Given instruction |
Only lines with the string "screenshot" matter here; gather them from the material below.

==== Source material ====

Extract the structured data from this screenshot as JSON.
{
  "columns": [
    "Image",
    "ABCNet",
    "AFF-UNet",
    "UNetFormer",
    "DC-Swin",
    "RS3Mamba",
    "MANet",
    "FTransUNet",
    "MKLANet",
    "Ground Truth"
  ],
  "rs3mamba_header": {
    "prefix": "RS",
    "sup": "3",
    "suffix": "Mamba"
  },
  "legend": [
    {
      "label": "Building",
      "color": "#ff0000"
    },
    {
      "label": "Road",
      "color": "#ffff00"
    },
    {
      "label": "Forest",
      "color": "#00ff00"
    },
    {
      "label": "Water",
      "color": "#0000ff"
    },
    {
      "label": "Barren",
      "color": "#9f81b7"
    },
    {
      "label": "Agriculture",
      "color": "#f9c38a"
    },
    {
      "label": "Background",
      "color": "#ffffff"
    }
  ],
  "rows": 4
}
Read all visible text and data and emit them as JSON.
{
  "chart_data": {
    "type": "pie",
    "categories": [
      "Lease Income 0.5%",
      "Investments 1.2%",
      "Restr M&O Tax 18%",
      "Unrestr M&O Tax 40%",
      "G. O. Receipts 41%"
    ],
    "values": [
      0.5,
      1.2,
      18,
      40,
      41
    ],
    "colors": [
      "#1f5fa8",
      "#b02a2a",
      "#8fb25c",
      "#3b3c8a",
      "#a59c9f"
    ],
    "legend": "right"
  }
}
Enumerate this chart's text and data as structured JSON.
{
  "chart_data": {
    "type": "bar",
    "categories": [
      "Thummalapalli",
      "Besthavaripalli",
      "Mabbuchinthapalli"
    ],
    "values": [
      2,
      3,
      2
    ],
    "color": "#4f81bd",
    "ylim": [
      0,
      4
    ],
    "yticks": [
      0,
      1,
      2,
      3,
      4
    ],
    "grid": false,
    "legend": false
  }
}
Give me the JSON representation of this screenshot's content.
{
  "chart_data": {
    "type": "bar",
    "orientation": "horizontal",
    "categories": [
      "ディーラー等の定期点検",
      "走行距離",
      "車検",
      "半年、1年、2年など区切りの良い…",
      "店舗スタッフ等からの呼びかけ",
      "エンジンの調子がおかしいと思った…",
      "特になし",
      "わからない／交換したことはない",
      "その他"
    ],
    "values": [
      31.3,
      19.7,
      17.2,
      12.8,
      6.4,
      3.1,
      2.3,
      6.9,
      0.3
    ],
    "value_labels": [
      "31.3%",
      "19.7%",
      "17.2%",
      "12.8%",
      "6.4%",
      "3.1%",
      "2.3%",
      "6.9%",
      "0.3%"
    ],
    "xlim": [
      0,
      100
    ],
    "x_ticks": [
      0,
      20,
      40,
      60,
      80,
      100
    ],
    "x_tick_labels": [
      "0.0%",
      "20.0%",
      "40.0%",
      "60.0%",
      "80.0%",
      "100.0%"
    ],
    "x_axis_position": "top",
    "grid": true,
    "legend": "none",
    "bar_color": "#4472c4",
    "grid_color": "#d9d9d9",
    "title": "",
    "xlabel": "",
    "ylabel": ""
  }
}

====

Response for this exercise |
Extract the structured data from this screenshot as JSON.
Give me the JSON representation of this screenshot's content.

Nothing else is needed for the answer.